## SET OF TASKS:
1 – In the New Zealand marriage vote report, what was the parliamentary vote that passed the bill?
2 – Carry on the New Zealand marriage vote report after its final sentence.

[Start DOCUMENT EXCERPT]

Gay marriage is legal in New Zealand.

The 77-44 vote in parliament on Wednesday night was greeted with cheers and applause from packed public galleries and kicked off celebrations around the country.

New Zealand is the 13th country to legalise gay marriage and the first in the Asia-Pacific.

More than 1000 Australian same-sex couples say they will cross the Tasman to tie the knot.

"Now that marriage equality is only three hours away there will be a flood of couples flying to New Zealand," said Australian Marriage Equality spokesman Rodney Croome.

NZ Labour's gay MP Louisa Wall promoted the Marriage (Definition of Marriage) Amendment Bill and it was passed on conscience votes, with no instructions from parties.

Prime Minister John Key was one of those supporting it.

MPs have been under intense pressure from churches and moral conservative lobby groups during the past few weeks but the final vote was almost identical to those cast during the bill's previous three stages.

"Excluding a group in society from marriage is oppressive and unacceptable," Ms Wall said when she launched the third reading debate.

[End DOCUMENT EXCERPT]
[Start INFORMATION SUPPLIED]

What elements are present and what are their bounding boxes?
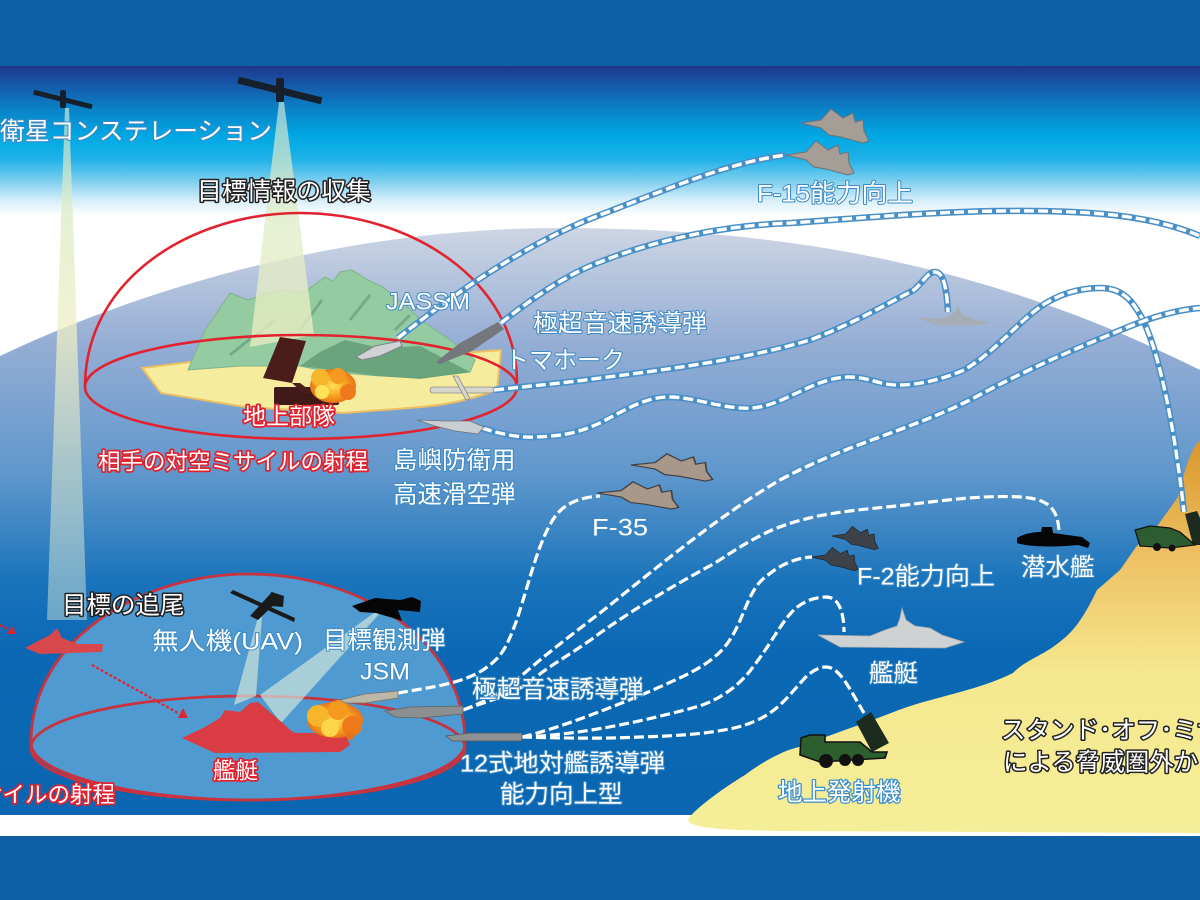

[End INFORMATION SUPPLIED]

## EXERCISE ANSWERS:
1 – 77-44

2 –
"This is not about church teachings or philosophy, it never was. The principles of justice and equality aren't served if the key institution of marriage is reserved for heterosexuals only."

The Green Party's gay MP Kevin Hague said he had been with his partner for nearly 29 years.

"Until this day a basic human right has been denied us," he said.

"The consequences of this bill will be that same sex couples will marry, transgender people will no longer have to divorce, prejudice and violence will be undermined, the world will be a better place and absolutely no one will be any worse off."

National's Maurice Williamson, a strong supporter, said he had been appalled by some of the lobbying.

"I had a letter saying I was going to burn in the fires of hell, some of the bullying tactics were really evil."

NZ First leader Winston Peters again called for a referendum.

"Some say there is a groundswell for change, but how do we know that?" he said.

"New Zealand is supposed to be a democracy and what we are about to do is circumvent any expression of public opinion."

Mr Peters and his MPs voted against the bill.

Nearly all the MPs who spoke in the debate supported the bill.

One who didn't was National's Jonathan Young.

"History has invested significant tradition in marriage and I believe we should maintain that tradition," he said.

"This issue isn't as clear as some people think, many are struggling with it and the community is more divided than this parliament."

Although Wednesday night's vote put the bill into law, gay couples who want to marry will have to wait a while.

The Department of Internal Affairs which handles births, deaths and marriages has been given four months to get its act together and prepare the procedures and licence forms.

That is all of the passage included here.